→ WHAT TO WORK ON:
Comb through the entries for "text" and pull out each line that holds it.

→ PROVIDED DATA:
= = = = = = =

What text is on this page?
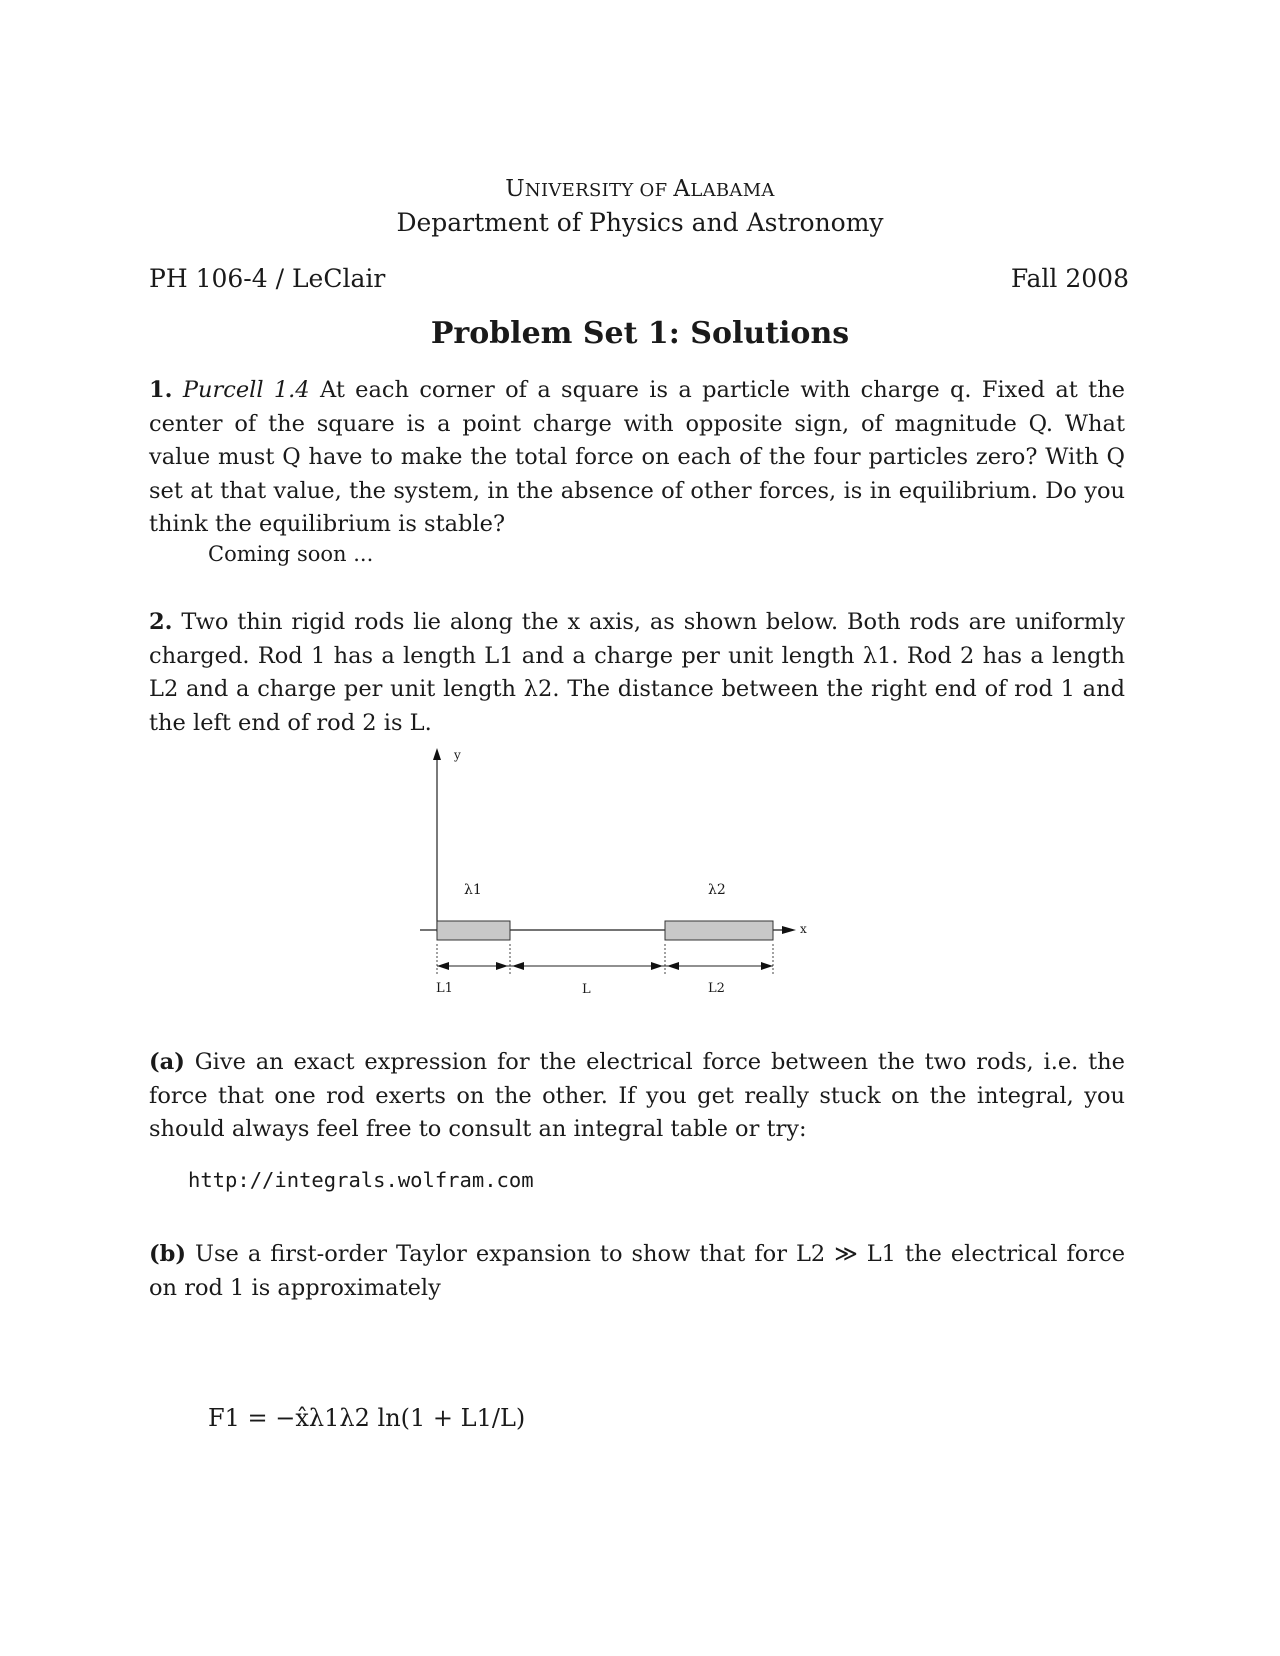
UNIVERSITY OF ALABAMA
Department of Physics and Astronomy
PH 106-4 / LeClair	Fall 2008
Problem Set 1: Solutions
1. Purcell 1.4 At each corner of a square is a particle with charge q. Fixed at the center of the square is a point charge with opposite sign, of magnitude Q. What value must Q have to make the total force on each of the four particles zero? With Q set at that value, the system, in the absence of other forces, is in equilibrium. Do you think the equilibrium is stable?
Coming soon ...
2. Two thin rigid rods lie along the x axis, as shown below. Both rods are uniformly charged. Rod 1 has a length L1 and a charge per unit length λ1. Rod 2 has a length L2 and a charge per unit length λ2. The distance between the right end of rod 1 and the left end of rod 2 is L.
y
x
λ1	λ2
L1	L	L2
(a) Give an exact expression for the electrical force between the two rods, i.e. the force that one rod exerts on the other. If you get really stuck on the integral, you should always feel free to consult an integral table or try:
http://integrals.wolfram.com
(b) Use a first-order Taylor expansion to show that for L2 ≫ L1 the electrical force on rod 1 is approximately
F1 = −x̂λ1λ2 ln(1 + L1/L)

= = = = = = =

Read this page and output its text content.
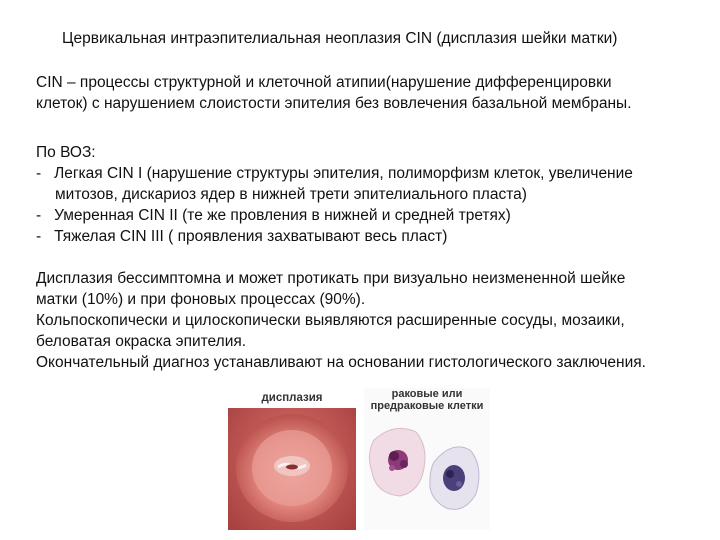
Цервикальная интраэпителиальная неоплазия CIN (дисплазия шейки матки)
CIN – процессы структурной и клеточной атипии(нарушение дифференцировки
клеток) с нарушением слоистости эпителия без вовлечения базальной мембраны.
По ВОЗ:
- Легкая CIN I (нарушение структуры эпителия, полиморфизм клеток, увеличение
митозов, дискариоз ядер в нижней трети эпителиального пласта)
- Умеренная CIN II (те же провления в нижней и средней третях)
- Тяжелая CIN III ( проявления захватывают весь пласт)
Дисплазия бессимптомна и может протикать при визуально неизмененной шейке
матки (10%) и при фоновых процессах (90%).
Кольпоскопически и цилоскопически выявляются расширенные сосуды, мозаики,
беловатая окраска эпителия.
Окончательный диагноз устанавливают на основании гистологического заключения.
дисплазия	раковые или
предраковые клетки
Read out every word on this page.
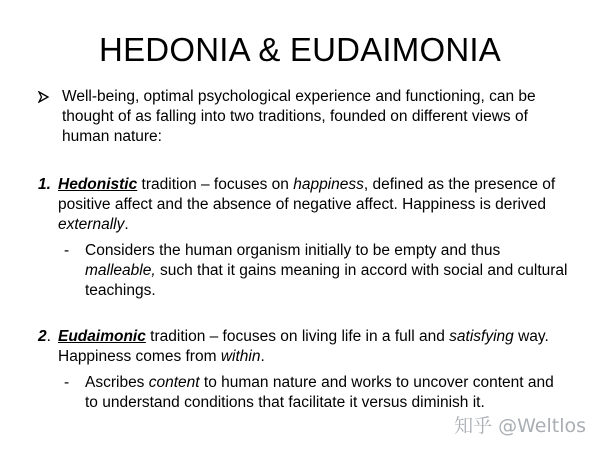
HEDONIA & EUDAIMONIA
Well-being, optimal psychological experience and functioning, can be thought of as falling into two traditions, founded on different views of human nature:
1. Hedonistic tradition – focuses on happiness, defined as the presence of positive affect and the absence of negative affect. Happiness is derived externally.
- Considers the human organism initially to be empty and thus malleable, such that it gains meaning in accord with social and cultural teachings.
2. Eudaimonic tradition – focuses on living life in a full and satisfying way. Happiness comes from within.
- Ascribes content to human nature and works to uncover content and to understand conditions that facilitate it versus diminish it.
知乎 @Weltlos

= = = = = = =

→ THE ANSWER:
What text is on this page?
Read this page and output its text content.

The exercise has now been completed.